**Aim:** Pick out all lines of the entries that include the word "lokal" and copy them.

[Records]

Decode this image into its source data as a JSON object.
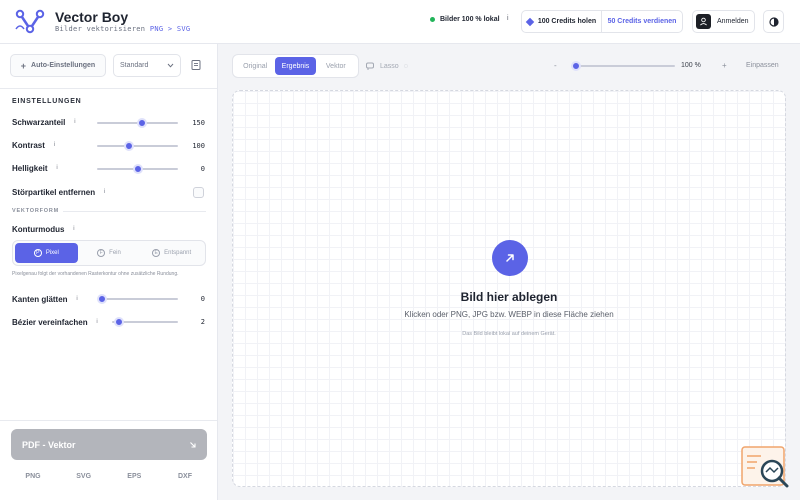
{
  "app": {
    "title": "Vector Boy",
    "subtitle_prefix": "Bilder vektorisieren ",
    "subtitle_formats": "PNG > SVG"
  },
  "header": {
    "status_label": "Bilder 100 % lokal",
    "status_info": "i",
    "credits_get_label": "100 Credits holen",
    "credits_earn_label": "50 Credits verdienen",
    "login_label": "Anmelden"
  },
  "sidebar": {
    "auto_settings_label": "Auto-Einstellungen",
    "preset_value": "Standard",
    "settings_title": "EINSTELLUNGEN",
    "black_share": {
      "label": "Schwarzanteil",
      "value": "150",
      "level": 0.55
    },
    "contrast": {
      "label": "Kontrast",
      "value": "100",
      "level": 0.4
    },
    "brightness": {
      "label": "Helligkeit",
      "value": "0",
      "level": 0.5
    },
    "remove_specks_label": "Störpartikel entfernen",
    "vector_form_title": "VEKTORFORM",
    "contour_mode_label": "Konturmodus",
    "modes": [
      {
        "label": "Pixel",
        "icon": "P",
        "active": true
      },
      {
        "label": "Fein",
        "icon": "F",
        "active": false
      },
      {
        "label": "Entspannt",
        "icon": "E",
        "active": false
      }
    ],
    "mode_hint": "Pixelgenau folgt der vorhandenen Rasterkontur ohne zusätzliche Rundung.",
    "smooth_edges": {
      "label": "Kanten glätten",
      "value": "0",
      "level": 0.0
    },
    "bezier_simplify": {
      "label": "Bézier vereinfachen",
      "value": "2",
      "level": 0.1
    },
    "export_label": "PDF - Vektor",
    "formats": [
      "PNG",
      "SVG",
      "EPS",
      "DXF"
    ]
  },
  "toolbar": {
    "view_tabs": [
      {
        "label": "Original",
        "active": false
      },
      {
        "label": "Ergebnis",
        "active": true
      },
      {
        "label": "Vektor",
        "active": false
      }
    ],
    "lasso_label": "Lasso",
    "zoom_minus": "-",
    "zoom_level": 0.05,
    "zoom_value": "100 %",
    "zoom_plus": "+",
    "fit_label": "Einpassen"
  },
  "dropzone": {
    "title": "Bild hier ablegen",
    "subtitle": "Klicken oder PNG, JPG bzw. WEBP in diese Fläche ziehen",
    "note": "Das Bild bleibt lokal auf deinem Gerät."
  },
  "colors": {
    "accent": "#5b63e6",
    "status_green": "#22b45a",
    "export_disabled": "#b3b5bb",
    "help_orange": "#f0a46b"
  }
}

...

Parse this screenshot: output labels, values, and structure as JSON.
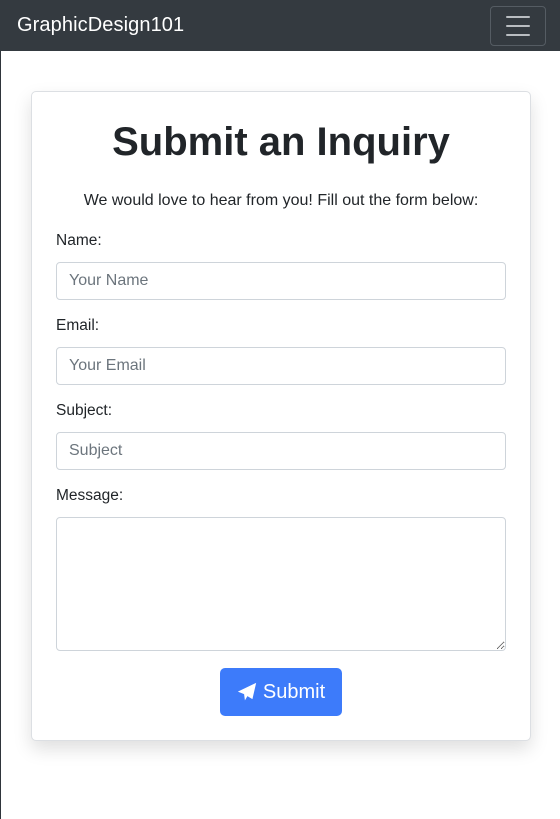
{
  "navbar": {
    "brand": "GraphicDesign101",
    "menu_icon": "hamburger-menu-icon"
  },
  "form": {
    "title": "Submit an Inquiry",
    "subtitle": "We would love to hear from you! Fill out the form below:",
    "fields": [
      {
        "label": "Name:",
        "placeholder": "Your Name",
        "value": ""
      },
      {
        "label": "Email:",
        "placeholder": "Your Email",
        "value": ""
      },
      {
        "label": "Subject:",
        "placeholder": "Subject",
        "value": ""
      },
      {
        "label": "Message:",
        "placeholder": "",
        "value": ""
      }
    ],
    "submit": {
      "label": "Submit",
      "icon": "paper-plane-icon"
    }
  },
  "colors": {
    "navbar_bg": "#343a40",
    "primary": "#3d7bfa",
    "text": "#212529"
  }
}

**Completed task:**
    "status_label": "Bilder 100 % lokal",
    "note": "Das Bild bleibt lokal auf deinem Gerät."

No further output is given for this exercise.